• **Written tasks**
1 > In the college cooking thread, where does chazmtb say to buy the Cuisinart panini press/grill/griddle combo, and at what price?
2 > From the college cooking thread, list the appliances James names in his post.
3 > Write the next part of the college cooking thread, starting after its final line.
[BEGIN Document]
# College cooking!



## ColinCB (Oct 26, 2011)

Next year I'll be moving into a dorm with only a fridge and counter space. There used to be a stove/oven but they were removed after the building was re-fitted. I know many of you work in kitchens professionally, so hopefully you can help me. 

I'm looking for a hot-plate and toaster oven/oven. I really have no idea what to look for, other than they have to be electric. Any suggestions? I was thinking about a griddle, but there's not much to cook other than breakfast?


----------



## bprescot (Oct 26, 2011)

So, I never did this in college, but when I regularly prep meals for our entire Launch Team at the office (20-25) on two separate electric plugin burners. I could get away with one with better planning, more time, and fewer people. If I were you I'd get an induction cooktop. They're nice and fast and will make the fire-safety jackholes happier as there's WAY less risk of fire since the surface itself won't ignite things. As for a toaster over, haven't really used one for heavy duty cooking. In fact, I haven't used one since high-school, so I can't really weigh in on that one.


----------



## SpikeC (Oct 26, 2011)

Convection microwave? Induction burner for sure.


----------



## Kyle (Oct 26, 2011)

A crock pot would be a good idea if you got the room!


----------



## The hekler (Oct 26, 2011)

Induction if you have the pots/pans for it, if your gonna need to buy all new stuff it's not worth it. Make sure your school allows such things first obviously most schools are quite restrictive, hell I made it through with just a microwave and mini fridge.


----------



## DwarvenChef (Oct 26, 2011)

One lifesaver that I think is over looked alot... The electric skillet... Ya major retro points on that beast but when we move (always takes a month) I have that out in the car so we can cook in the hotels when we stay out. Mine has survived 20 years of off and on use with a year long 3 times a day work out by my sister when she rebuilt her kitchen by herself. Just about anything you can do on the stove stop will work in this thing.

The crock pot is a close second in my book


----------



## James (Oct 26, 2011)

toaster oven, crockpot, rice cooker, and hotplate. I've been lucky enough to have kitchens in all of the dorms I've lived in


----------



## chazmtb (Oct 26, 2011)

Go with a panini press/ grill /griddle combo from cuisinart (a better george foreman). Costco for 30 bucks. Get an induction plate which is more safe in confined dorm areas (Look at newegg.com. They have some from time to time for $60), small rice cooker and a microwave.


----------



## mhlee (Oct 26, 2011)
[END Document]
[BEGIN Record extracts]
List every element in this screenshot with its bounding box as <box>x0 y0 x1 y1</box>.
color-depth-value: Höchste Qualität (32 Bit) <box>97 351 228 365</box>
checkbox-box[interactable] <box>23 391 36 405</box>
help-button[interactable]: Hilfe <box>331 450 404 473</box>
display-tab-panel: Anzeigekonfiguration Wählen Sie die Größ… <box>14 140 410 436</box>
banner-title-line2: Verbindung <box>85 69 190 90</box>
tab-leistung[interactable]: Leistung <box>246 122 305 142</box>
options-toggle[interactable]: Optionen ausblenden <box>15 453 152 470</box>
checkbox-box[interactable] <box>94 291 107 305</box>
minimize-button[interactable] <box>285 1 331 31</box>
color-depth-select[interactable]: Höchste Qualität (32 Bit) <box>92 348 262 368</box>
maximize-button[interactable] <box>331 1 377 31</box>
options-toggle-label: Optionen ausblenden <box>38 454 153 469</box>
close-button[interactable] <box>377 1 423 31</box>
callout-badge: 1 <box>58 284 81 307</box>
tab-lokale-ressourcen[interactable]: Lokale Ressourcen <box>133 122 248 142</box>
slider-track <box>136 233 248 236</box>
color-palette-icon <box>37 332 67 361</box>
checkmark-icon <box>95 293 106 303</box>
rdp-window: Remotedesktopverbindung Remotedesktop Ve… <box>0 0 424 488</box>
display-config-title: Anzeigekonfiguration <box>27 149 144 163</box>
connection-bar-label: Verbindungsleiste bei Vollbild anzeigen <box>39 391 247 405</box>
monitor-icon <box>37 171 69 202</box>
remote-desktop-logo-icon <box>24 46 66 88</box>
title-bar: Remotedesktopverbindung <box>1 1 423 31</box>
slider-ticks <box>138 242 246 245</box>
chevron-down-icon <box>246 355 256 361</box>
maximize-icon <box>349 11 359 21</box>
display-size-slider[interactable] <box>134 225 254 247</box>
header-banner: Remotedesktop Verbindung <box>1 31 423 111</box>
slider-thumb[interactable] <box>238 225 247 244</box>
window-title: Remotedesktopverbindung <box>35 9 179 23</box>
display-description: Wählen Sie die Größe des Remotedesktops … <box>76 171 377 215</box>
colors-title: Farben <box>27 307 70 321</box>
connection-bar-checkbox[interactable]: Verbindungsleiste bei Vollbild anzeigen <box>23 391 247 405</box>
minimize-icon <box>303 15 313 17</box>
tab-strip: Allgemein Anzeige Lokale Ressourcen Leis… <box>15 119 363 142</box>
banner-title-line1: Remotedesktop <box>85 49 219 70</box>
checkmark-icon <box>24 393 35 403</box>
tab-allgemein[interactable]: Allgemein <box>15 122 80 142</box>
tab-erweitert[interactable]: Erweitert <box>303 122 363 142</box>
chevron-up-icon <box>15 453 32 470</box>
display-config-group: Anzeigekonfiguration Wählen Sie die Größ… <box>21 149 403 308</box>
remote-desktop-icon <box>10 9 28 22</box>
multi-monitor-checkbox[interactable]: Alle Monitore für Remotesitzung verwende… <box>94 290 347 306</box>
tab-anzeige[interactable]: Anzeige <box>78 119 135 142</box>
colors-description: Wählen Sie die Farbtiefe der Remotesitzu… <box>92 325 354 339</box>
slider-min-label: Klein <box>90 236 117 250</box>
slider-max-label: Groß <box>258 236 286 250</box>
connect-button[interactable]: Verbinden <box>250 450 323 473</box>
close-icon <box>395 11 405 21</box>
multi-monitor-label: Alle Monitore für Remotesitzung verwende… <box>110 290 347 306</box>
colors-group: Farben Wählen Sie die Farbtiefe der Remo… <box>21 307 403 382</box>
[END Record extracts]
• **Results**
1 > At Costco, for 30 bucks.

2 > Toaster oven, crockpot, rice cooker, hotplate

3 >
+1 to induction burner (wish those things were available when I went to college), mini fridge (buy one with as big a freezer as possible, not the ones where the "freezer" can barely hold 2 ice trays, toaster oven (cheapo black and decker worked for me for years; I have no experience with a convection microwave but if they work as well as advertised, go for it) and rice cooker with stay warm feature if you love rice like me.


----------



## ecchef (Oct 26, 2011)

chazmtb said:


> Go with a panini press/ grill /griddle combo from cuisinart (a better george foreman). Costco for 30 bucks. Get an induction plate which is more safe in confined dorm areas (Look at newegg.com. They have some from time to time for $60), small rice cooker and a microwave.


 
Ooooooh, I like this set-up. 

If only someone would invent a smalll, portable, cheap, and effective smoke & grease extractor.....:idea2:


----------



## 99Limited (Oct 26, 2011)

Nobody mentioned that if you get an induction burner, which you should, you have to use the right kind of cookware. No aluminum, copper, glass and some stainless steel. If a fridge magnet will stick to the cookware it should work.


----------



## ColinCB (Oct 28, 2011)

Thanks for all of the help.

I was planning on bringing a microwave, toaster oven, hot plate, rice cooker, and panini press.

I already own the microwave, rice cooker, and press, so all I would be buying is the toaster oven and hot plate. 


Is induction really that good? I have some all-clad stainless stuff I could use.


----------



## sachem allison (Oct 28, 2011)

ColinCB said:


> Thanks for all of the help.
> 
> I was planning on bringing a microwave, toaster oven, hot plate, rice cooker, and panini press.
> 
> ...


 
It's more of an issue of safety. they are less likely to catch stuff on fire. once you remove the pot or pan no more heat.


----------



## ColinCB (Oct 28, 2011)

I'm not familiar with induction at all. How is the heat distribution? I hear it is phenomenally fast though.


----------



## 99Limited (Oct 28, 2011)

ColinCB said:


> I'm not familiar with induction at all. How is the heat distribution? I hear it is phenomenally fast though.



Induction cooking uses magnetic energy to create heat. I'm too lazy to Google up a more information but the number 1 reason you should go that route is fire safety.


----------



## ColinCB (Oct 28, 2011)

I suppose that's a valid enough reason alone to get it.

Any recommended brands? I saw Duxtop?


----------



## jheis (Nov 4, 2011)

I've had a Max Burton induction hob for about a year (~$70 from Amazon) & I think it works phenomenally well for what it is. My only complaints are that the heating area is relatively small compared to the cooking surface, and it's hard to "fine tune" the temperature (if you're trying to simmer, 2 may be a bit too low while 3 is too high). But if you're making pasta, it'll bring a pot of water to a boil _really_ fast on 10.

Your AllClad stainless will work fine - unless it's the kind with the aluminum puck on the bottom.

Induction works much better than the old, traditional coil hot plate and it's much safer - no chance of starting a fire!

I find that there's not much I can't do with a microwave, toaster oven & an induction hob. You can get pretty inventive with one pot meals.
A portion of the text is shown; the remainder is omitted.